WHAT IS EXPECTED:
Take each line of the data that contains the string "title" and copy it.

(Collected data)
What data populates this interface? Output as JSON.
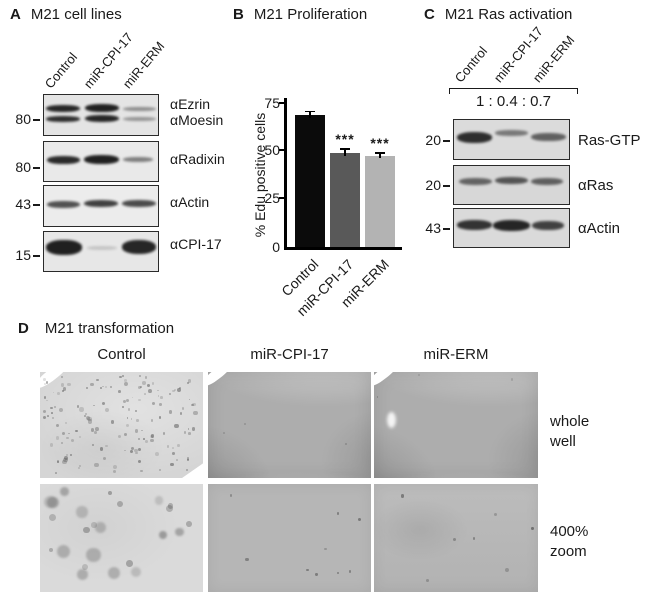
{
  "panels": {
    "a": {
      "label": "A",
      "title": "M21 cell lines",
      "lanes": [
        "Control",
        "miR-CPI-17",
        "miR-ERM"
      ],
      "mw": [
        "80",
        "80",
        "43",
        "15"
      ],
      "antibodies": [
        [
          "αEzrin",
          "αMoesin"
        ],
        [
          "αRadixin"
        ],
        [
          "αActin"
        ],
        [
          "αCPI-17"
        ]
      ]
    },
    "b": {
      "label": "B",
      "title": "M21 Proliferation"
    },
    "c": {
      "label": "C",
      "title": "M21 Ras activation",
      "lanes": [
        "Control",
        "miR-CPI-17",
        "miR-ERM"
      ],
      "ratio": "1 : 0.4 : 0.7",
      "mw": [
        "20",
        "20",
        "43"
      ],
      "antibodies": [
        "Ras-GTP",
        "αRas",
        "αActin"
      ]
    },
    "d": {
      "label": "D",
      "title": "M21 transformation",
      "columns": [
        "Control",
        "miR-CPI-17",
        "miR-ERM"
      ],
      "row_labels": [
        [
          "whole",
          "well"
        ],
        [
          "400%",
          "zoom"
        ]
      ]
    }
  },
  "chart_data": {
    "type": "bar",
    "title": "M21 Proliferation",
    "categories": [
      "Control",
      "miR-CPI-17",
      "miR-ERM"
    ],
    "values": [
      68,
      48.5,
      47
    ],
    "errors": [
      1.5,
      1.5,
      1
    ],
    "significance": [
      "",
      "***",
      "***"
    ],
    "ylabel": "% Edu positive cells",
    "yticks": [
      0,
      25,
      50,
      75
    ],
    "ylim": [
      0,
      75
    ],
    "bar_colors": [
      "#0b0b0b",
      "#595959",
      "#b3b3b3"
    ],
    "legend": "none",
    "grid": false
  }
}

ANSWER TO THIS EXERCISE:
      "title": "M21 cell lines",
      "title": "M21 Proliferation"
      "title": "M21 Ras activation",
      "title": "M21 transformation",
    "title": "M21 Proliferation",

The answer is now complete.